Your task is to copy every line of the entries that contains "text".

──────

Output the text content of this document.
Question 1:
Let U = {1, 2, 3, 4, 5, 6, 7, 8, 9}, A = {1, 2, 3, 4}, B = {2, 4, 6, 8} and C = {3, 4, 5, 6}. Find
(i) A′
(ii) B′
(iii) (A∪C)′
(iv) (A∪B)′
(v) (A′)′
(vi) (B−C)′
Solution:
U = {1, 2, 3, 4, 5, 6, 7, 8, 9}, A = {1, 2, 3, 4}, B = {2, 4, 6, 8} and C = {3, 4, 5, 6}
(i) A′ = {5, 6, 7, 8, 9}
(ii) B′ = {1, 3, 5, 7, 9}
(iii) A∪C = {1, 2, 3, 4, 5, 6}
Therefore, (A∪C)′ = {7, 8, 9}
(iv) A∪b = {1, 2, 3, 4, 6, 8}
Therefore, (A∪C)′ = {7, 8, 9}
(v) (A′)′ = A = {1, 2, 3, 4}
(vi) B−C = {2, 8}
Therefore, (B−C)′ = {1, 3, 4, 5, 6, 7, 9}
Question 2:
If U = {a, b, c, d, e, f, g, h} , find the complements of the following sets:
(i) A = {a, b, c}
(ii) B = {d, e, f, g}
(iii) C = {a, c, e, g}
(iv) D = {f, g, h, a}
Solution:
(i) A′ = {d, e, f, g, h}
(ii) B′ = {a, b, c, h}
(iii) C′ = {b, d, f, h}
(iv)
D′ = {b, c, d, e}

──────

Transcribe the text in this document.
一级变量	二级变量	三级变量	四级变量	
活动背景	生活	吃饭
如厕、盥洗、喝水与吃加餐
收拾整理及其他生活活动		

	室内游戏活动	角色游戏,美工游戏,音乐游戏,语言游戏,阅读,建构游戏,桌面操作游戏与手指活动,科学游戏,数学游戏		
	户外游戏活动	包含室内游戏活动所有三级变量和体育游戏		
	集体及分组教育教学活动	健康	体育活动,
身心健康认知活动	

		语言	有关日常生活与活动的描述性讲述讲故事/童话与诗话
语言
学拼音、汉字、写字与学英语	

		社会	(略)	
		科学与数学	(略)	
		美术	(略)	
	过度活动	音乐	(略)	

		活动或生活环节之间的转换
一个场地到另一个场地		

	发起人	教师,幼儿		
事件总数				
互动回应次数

──────

- The response
Output the text content of this document.
Transcribe the text in this document.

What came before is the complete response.